## DATASET RECORDS:
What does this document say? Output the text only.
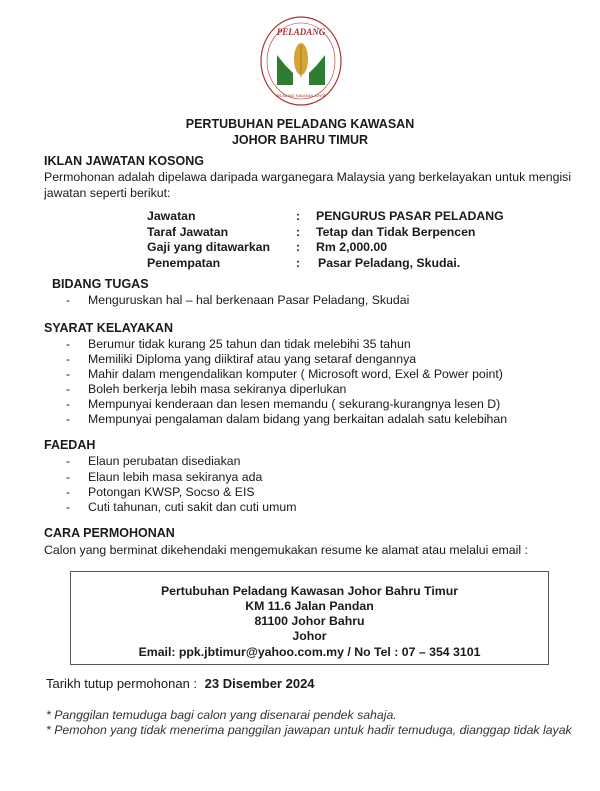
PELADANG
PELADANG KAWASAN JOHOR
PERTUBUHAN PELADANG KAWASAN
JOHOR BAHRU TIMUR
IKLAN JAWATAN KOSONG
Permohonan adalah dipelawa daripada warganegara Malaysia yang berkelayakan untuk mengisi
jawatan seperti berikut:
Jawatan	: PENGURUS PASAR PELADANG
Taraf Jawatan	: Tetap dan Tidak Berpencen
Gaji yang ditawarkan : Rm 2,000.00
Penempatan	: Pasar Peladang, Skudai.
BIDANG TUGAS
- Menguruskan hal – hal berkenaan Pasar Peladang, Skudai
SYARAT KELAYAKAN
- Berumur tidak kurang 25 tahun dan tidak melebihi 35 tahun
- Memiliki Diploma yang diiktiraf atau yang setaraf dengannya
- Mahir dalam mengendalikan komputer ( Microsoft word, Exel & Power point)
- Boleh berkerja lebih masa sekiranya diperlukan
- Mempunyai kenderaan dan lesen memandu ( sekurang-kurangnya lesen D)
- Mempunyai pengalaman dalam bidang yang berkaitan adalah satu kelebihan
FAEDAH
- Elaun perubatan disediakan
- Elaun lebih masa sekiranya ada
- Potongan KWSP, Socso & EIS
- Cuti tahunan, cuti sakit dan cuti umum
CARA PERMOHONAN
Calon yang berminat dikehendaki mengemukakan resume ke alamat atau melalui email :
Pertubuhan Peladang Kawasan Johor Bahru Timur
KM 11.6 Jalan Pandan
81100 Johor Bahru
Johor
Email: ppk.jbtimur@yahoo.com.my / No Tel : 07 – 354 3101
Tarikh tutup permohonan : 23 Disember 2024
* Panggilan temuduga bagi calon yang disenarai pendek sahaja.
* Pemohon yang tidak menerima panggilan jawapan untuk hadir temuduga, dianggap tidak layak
...
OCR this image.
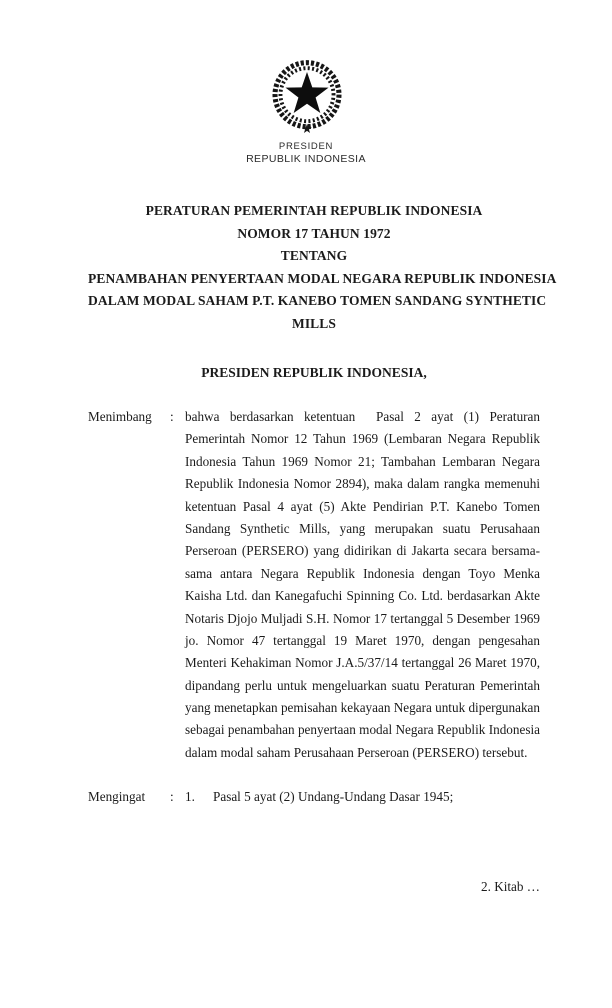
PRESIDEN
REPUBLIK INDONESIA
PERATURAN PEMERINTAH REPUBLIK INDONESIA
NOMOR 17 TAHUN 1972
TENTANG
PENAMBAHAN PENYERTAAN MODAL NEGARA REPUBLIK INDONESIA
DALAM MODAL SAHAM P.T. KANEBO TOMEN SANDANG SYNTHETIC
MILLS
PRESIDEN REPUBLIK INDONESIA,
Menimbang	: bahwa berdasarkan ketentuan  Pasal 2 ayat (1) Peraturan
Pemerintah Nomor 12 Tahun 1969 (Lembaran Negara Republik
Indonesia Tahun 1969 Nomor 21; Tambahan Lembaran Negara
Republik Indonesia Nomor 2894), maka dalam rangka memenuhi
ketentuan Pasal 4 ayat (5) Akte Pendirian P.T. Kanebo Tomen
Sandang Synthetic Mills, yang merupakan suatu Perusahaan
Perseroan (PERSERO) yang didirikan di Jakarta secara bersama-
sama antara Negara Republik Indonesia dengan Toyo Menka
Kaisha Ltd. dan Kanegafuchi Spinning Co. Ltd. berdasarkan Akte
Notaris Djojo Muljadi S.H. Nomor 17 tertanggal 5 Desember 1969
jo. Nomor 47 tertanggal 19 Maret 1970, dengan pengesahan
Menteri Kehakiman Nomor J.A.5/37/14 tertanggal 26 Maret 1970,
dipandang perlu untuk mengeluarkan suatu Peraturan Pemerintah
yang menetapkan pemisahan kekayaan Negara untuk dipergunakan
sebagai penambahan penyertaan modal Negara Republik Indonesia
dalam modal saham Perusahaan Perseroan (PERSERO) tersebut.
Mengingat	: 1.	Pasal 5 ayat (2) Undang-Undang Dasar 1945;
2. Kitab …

## WRITTEN REQUEST:
Collect each line holding the string "adalah".

## FINAL ANSWER:
Permohonan adalah dipelawa daripada warganegara Malaysia yang berkelayakan untuk mengisi
- Mempunyai pengalaman dalam bidang yang berkaitan adalah satu kelebihan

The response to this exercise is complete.